SET PROBLEM: Go over the entries below line by line, copying each one that contains the word "distribution".

Extracted data entries:
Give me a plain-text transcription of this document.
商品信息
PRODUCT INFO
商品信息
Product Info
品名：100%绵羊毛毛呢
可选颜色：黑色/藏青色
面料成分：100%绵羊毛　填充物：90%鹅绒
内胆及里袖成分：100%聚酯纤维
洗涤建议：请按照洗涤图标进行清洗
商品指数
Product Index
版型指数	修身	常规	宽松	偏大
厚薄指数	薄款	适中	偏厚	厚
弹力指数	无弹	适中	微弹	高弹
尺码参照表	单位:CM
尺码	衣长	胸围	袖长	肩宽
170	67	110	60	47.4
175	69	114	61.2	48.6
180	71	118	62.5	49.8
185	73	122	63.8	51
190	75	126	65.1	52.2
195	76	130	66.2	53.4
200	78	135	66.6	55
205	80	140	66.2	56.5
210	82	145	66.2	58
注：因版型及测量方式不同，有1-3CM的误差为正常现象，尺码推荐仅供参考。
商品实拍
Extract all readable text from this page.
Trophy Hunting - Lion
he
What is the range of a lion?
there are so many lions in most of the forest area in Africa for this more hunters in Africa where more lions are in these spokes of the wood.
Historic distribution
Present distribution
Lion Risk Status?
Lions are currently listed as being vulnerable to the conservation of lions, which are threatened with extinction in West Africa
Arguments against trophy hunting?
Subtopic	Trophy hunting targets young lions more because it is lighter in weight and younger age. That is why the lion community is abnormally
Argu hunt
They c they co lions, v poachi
...
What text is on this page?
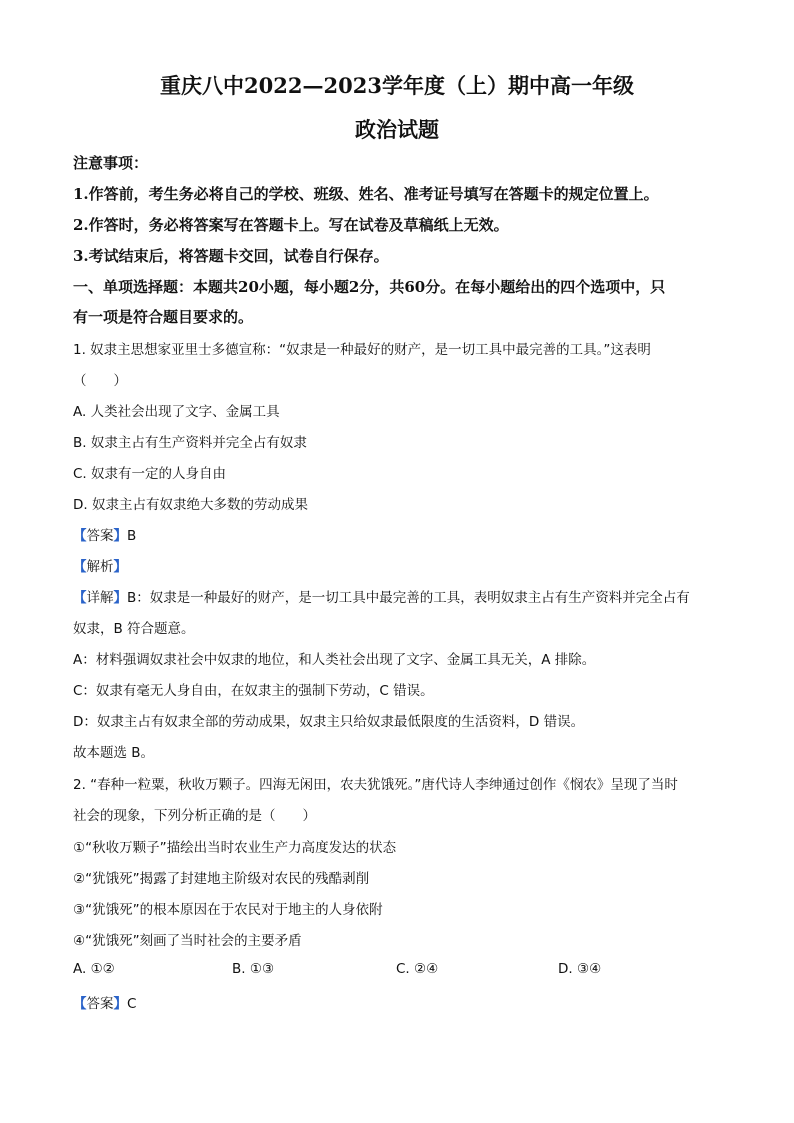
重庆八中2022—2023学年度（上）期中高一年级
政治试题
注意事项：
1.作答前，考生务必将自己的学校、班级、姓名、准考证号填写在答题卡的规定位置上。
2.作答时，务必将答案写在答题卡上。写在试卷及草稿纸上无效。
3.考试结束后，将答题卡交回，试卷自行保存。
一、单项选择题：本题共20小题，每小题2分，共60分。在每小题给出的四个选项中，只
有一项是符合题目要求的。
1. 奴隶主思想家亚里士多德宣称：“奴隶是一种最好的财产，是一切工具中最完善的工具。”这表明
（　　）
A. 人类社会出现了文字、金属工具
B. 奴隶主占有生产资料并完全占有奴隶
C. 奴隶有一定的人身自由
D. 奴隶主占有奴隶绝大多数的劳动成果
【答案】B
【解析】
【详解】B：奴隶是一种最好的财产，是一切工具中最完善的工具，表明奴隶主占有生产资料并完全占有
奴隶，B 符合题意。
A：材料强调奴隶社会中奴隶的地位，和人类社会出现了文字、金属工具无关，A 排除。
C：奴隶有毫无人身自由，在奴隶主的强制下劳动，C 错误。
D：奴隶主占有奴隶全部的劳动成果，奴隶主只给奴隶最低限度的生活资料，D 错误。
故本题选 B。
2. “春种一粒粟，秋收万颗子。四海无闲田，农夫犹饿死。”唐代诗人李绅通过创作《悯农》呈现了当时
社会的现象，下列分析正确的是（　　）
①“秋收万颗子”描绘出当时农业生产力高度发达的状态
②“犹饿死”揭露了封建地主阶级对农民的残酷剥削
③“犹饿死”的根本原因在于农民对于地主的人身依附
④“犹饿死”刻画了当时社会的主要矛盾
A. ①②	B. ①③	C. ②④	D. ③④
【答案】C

RESULT FOR THIS EXERCISE:
Historic distribution
Present distribution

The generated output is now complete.